Stated goal – Copy out the lines that have "допускать" in them.

Provided material –
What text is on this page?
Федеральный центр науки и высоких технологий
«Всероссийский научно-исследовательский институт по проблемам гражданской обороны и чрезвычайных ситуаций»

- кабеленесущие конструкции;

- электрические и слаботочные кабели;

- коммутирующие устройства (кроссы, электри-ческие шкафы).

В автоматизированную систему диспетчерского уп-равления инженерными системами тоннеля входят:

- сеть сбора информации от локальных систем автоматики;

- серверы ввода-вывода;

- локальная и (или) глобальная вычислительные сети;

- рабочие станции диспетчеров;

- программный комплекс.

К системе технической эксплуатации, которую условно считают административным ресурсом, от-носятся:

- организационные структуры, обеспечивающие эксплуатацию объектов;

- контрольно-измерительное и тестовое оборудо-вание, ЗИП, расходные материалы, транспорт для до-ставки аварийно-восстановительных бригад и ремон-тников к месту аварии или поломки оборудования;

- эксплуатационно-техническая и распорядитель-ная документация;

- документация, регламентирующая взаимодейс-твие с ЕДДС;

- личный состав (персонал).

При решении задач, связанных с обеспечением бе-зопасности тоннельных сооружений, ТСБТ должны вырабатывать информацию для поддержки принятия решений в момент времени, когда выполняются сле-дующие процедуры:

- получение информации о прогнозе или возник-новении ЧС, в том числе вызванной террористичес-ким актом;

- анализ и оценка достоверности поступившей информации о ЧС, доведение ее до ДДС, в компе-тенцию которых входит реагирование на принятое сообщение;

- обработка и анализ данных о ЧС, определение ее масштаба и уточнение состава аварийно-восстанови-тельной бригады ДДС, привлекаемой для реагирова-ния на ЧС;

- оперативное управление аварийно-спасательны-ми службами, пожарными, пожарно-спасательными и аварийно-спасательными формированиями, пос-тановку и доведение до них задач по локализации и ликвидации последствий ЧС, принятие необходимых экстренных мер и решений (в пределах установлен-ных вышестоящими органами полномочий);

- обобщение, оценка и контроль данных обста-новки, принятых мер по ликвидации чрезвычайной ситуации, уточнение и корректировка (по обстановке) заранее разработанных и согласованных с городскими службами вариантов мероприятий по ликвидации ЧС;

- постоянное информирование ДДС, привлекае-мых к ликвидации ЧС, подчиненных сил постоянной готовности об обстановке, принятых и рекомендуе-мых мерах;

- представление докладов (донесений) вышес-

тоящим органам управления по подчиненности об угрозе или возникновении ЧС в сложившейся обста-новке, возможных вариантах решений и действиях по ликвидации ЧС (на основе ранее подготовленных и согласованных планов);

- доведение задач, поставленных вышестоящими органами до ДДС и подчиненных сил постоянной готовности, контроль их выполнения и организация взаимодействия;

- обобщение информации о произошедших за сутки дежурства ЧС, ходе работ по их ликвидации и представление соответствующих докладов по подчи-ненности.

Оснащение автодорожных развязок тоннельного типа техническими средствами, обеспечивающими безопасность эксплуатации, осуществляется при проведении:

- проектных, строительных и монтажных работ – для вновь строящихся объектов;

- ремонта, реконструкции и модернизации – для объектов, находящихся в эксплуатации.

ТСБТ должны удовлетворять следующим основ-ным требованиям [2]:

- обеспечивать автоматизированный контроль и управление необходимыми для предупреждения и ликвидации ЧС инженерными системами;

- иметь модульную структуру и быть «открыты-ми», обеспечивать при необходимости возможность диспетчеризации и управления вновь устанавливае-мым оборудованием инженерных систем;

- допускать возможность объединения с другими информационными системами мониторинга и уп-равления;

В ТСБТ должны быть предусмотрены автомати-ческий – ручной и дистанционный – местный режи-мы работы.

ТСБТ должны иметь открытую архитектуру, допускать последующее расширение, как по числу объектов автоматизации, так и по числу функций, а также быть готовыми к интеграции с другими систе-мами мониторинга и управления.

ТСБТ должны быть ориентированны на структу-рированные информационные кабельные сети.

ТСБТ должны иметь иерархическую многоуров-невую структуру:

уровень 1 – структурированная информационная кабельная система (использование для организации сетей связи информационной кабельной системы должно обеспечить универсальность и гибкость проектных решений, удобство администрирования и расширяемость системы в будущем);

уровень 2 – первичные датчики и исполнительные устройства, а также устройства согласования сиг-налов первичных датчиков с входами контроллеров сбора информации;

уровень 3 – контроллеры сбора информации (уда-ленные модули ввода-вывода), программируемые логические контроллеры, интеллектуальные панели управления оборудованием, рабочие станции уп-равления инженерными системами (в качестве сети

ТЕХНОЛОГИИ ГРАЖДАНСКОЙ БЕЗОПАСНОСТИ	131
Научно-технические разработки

Written solution –
- допускать возможность объединения с другими информационными системами мониторинга и уп-равления;
ТСБТ должны иметь открытую архитектуру, допускать последующее расширение, как по числу объектов автоматизации, так и по числу функций, а также быть готовыми к интеграции с другими систе-мами мониторинга и управления.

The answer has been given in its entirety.